[Figure dataset records]
Start

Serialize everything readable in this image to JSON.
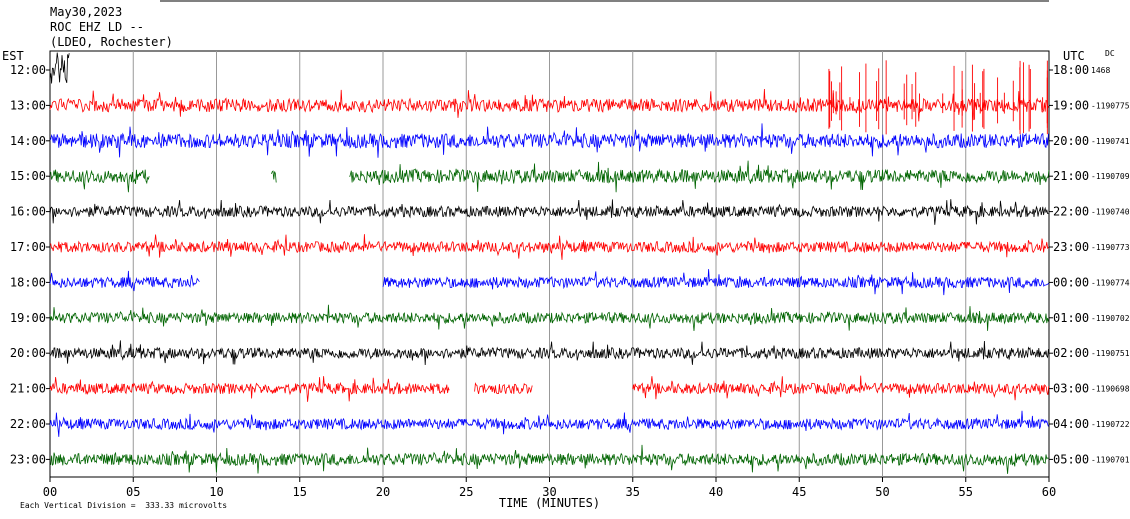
{
  "header": {
    "date": "May30,2023",
    "station": "ROC EHZ LD --",
    "network": "(LDEO, Rochester)"
  },
  "left_tz": "EST",
  "right_tz": "UTC",
  "dc_label": "DC",
  "footer": {
    "scale_note": "Each Vertical Division =  333.33 microvolts"
  },
  "chart_data": {
    "type": "line",
    "title": "",
    "xlabel": "TIME (MINUTES)",
    "ylabel": "",
    "xlim": [
      0,
      60
    ],
    "x_ticks": [
      "00",
      "05",
      "10",
      "15",
      "20",
      "25",
      "30",
      "35",
      "40",
      "45",
      "50",
      "55",
      "60"
    ],
    "grid": true,
    "colors": [
      "#000000",
      "#ff0000",
      "#0000ff",
      "#006400"
    ],
    "rows": [
      {
        "est": "12:00",
        "utc": "18:00",
        "dc": "1468",
        "color": "#000000",
        "amplitude": 3,
        "segments": [
          [
            0,
            1.2
          ]
        ]
      },
      {
        "est": "13:00",
        "utc": "19:00",
        "dc": "-1190775",
        "color": "#ff0000",
        "amplitude": 1.1,
        "segments": [
          [
            0,
            60
          ]
        ]
      },
      {
        "est": "14:00",
        "utc": "20:00",
        "dc": "-1190741",
        "color": "#0000ff",
        "amplitude": 1.2,
        "segments": [
          [
            0,
            60
          ]
        ]
      },
      {
        "est": "15:00",
        "utc": "21:00",
        "dc": "-1190709",
        "color": "#006400",
        "amplitude": 1.1,
        "segments": [
          [
            0,
            6
          ],
          [
            13.3,
            13.6
          ],
          [
            18,
            60
          ]
        ]
      },
      {
        "est": "16:00",
        "utc": "22:00",
        "dc": "-1190740",
        "color": "#000000",
        "amplitude": 0.9,
        "segments": [
          [
            0,
            60
          ]
        ]
      },
      {
        "est": "17:00",
        "utc": "23:00",
        "dc": "-1190773",
        "color": "#ff0000",
        "amplitude": 0.9,
        "segments": [
          [
            0,
            60
          ]
        ]
      },
      {
        "est": "18:00",
        "utc": "00:00",
        "dc": "-1190774",
        "color": "#0000ff",
        "amplitude": 0.9,
        "segments": [
          [
            0,
            9
          ],
          [
            20,
            60
          ]
        ]
      },
      {
        "est": "19:00",
        "utc": "01:00",
        "dc": "-1190702",
        "color": "#006400",
        "amplitude": 0.9,
        "segments": [
          [
            0,
            60
          ]
        ]
      },
      {
        "est": "20:00",
        "utc": "02:00",
        "dc": "-1190751",
        "color": "#000000",
        "amplitude": 0.9,
        "segments": [
          [
            0,
            60
          ]
        ]
      },
      {
        "est": "21:00",
        "utc": "03:00",
        "dc": "-1190698",
        "color": "#ff0000",
        "amplitude": 0.9,
        "segments": [
          [
            0,
            24
          ],
          [
            25.5,
            29
          ],
          [
            35,
            60
          ]
        ]
      },
      {
        "est": "22:00",
        "utc": "04:00",
        "dc": "-1190722",
        "color": "#0000ff",
        "amplitude": 0.9,
        "segments": [
          [
            0,
            60
          ]
        ]
      },
      {
        "est": "23:00",
        "utc": "05:00",
        "dc": "-1190701",
        "color": "#006400",
        "amplitude": 1.0,
        "segments": [
          [
            0,
            60
          ]
        ]
      }
    ]
  }
}
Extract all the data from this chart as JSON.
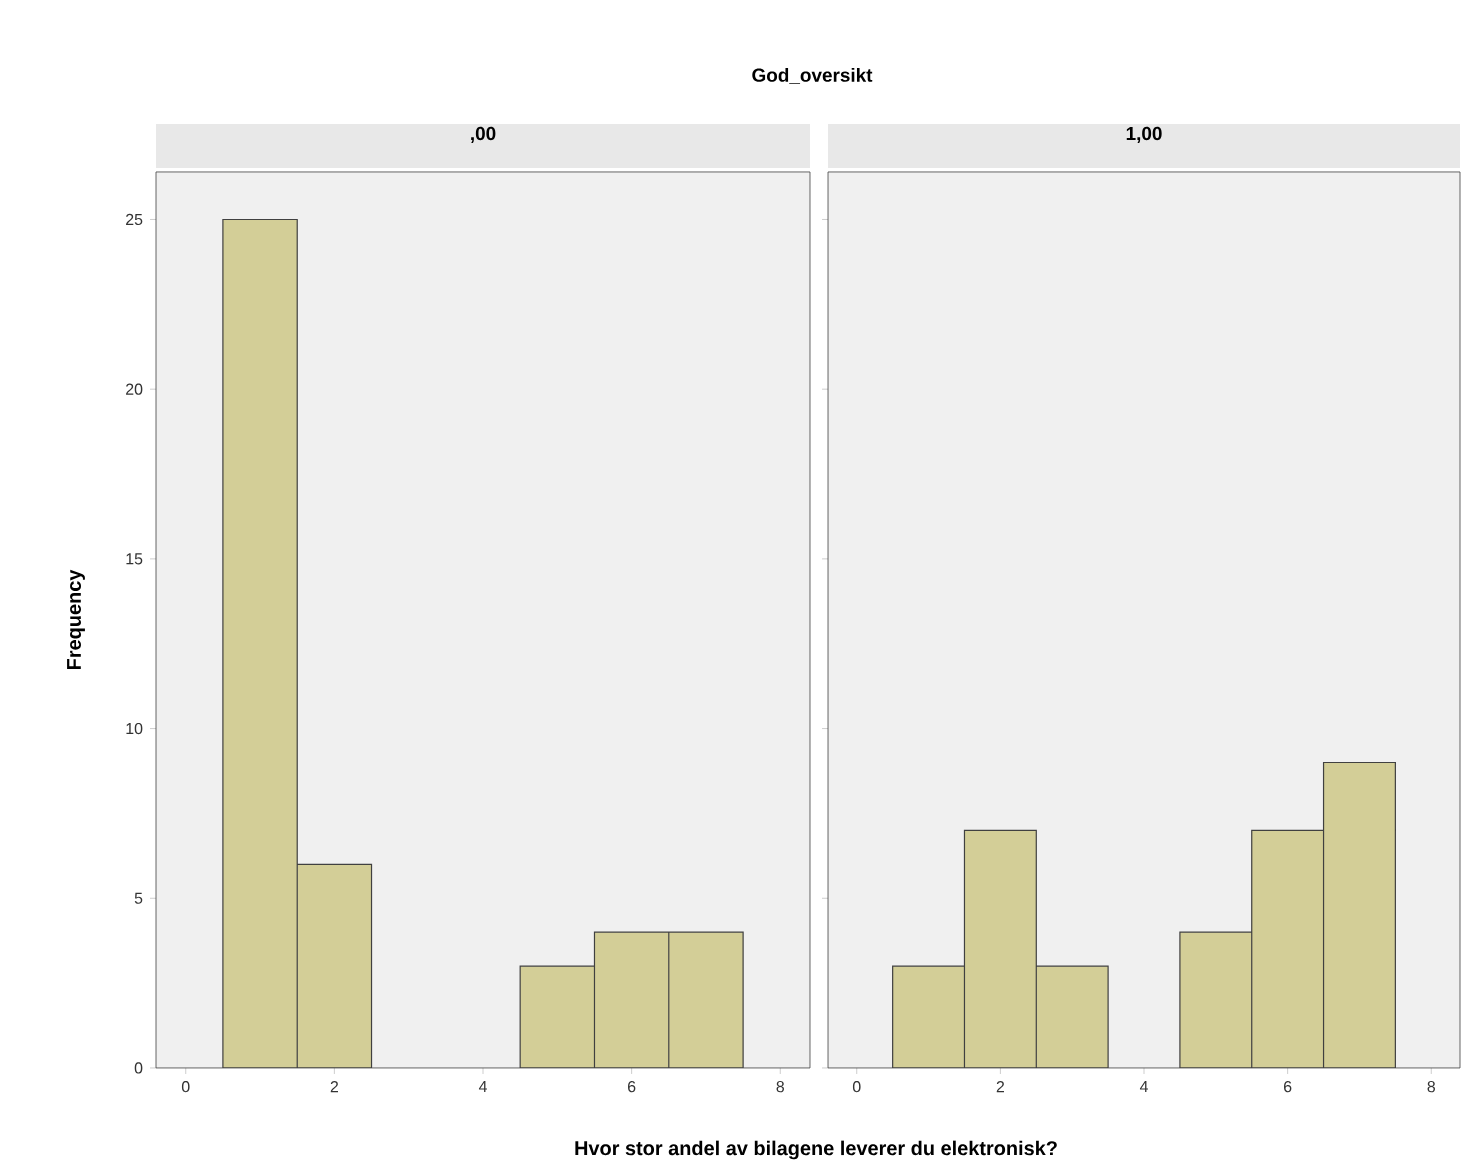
{
  "chart_data": [
    {
      "type": "histogram",
      "title": ",00",
      "annotations": [
        "God_oversikt"
      ],
      "xlabel": "Hvor stor andel av bilagene leverer du elektronisk?",
      "ylabel": "Frequency",
      "bins": [
        0.5,
        1.5,
        2.5,
        3.5,
        4.5,
        5.5,
        6.5,
        7.5
      ],
      "values": [
        25,
        6,
        0,
        0,
        3,
        4,
        4
      ],
      "color": "#d3ce97",
      "xlim": [
        -0.4,
        8.4
      ],
      "ylim": [
        0,
        26.4
      ],
      "xticks": [
        0,
        2,
        4,
        6,
        8
      ],
      "yticks": [
        0,
        5,
        10,
        15,
        20,
        25
      ]
    },
    {
      "type": "histogram",
      "title": "1,00",
      "bins": [
        0.5,
        1.5,
        2.5,
        3.5,
        4.5,
        5.5,
        6.5,
        7.5
      ],
      "values": [
        3,
        7,
        3,
        0,
        4,
        7,
        9
      ],
      "color": "#d3ce97",
      "xlim": [
        -0.4,
        8.4
      ],
      "ylim": [
        0,
        26.4
      ],
      "xticks": [
        0,
        2,
        4,
        6,
        8
      ],
      "yticks": [
        0,
        5,
        10,
        15,
        20,
        25
      ],
      "tick_labels": "x"
    }
  ]
}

End

STATED PROBLEM: Reproduce every line exactly and omit all pictures.

RESPONSE:
Serialize everything readable in this image to JSON.
{
  "header": {
    "date": "May30,2023",
    "station": "ROC EHZ LD --",
    "network": "(LDEO, Rochester)"
  },
  "left_tz": "EST",
  "right_tz": "UTC",
  "dc_label": "DC",
  "footer": {
    "scale_note": "Each Vertical Division =  333.33 microvolts"
  },
  "chart_data": {
    "type": "line",
    "title": "",
    "xlabel": "TIME (MINUTES)",
    "ylabel": "",
    "xlim": [
      0,
      60
    ],
    "x_ticks": [
      "00",
      "05",
      "10",
      "15",
      "20",
      "25",
      "30",
      "35",
      "40",
      "45",
      "50",
      "55",
      "60"
    ],
    "grid": true,
    "colors": [
      "#000000",
      "#ff0000",
      "#0000ff",
      "#006400"
    ],
    "rows": [
      {
        "est": "12:00",
        "utc": "18:00",
        "dc": "1468",
        "color": "#000000",
        "amplitude": 3,
        "segments": [
          [
            0,
            1.2
          ]
        ]
      },
      {
        "est": "13:00",
        "utc": "19:00",
        "dc": "-1190775",
        "color": "#ff0000",
        "amplitude": 1.1,
        "segments": [
          [
            0,
            60
          ]
        ]
      },
      {
        "est": "14:00",
        "utc": "20:00",
        "dc": "-1190741",
        "color": "#0000ff",
        "amplitude": 1.2,
        "segments": [
          [
            0,
            60
          ]
        ]
      },
      {
        "est": "15:00",
        "utc": "21:00",
        "dc": "-1190709",
        "color": "#006400",
        "amplitude": 1.1,
        "segments": [
          [
            0,
            6
          ],
          [
            13.3,
            13.6
          ],
          [
            18,
            60
          ]
        ]
      },
      {
        "est": "16:00",
        "utc": "22:00",
        "dc": "-1190740",
        "color": "#000000",
        "amplitude": 0.9,
        "segments": [
          [
            0,
            60
          ]
        ]
      },
      {
        "est": "17:00",
        "utc": "23:00",
        "dc": "-1190773",
        "color": "#ff0000",
        "amplitude": 0.9,
        "segments": [
          [
            0,
            60
          ]
        ]
      },
      {
        "est": "18:00",
        "utc": "00:00",
        "dc": "-1190774",
        "color": "#0000ff",
        "amplitude": 0.9,
        "segments": [
          [
            0,
            9
          ],
          [
            20,
            60
          ]
        ]
      },
      {
        "est": "19:00",
        "utc": "01:00",
        "dc": "-1190702",
        "color": "#006400",
        "amplitude": 0.9,
        "segments": [
          [
            0,
            60
          ]
        ]
      },
      {
        "est": "20:00",
        "utc": "02:00",
        "dc": "-1190751",
        "color": "#000000",
        "amplitude": 0.9,
        "segments": [
          [
            0,
            60
          ]
        ]
      },
      {
        "est": "21:00",
        "utc": "03:00",
        "dc": "-1190698",
        "color": "#ff0000",
        "amplitude": 0.9,
        "segments": [
          [
            0,
            24
          ],
          [
            25.5,
            29
          ],
          [
            35,
            60
          ]
        ]
      },
      {
        "est": "22:00",
        "utc": "04:00",
        "dc": "-1190722",
        "color": "#0000ff",
        "amplitude": 0.9,
        "segments": [
          [
            0,
            60
          ]
        ]
      },
      {
        "est": "23:00",
        "utc": "05:00",
        "dc": "-1190701",
        "color": "#006400",
        "amplitude": 1.0,
        "segments": [
          [
            0,
            60
          ]
        ]
      }
    ]
  }
}
Extract all the data from this chart as JSON.
{
  "chart_data": [
    {
      "type": "histogram",
      "title": ",00",
      "annotations": [
        "God_oversikt"
      ],
      "xlabel": "Hvor stor andel av bilagene leverer du elektronisk?",
      "ylabel": "Frequency",
      "bins": [
        0.5,
        1.5,
        2.5,
        3.5,
        4.5,
        5.5,
        6.5,
        7.5
      ],
      "values": [
        25,
        6,
        0,
        0,
        3,
        4,
        4
      ],
      "color": "#d3ce97",
      "xlim": [
        -0.4,
        8.4
      ],
      "ylim": [
        0,
        26.4
      ],
      "xticks": [
        0,
        2,
        4,
        6,
        8
      ],
      "yticks": [
        0,
        5,
        10,
        15,
        20,
        25
      ]
    },
    {
      "type": "histogram",
      "title": "1,00",
      "bins": [
        0.5,
        1.5,
        2.5,
        3.5,
        4.5,
        5.5,
        6.5,
        7.5
      ],
      "values": [
        3,
        7,
        3,
        0,
        4,
        7,
        9
      ],
      "color": "#d3ce97",
      "xlim": [
        -0.4,
        8.4
      ],
      "ylim": [
        0,
        26.4
      ],
      "xticks": [
        0,
        2,
        4,
        6,
        8
      ],
      "yticks": [
        0,
        5,
        10,
        15,
        20,
        25
      ],
      "tick_labels": "x"
    }
  ]
}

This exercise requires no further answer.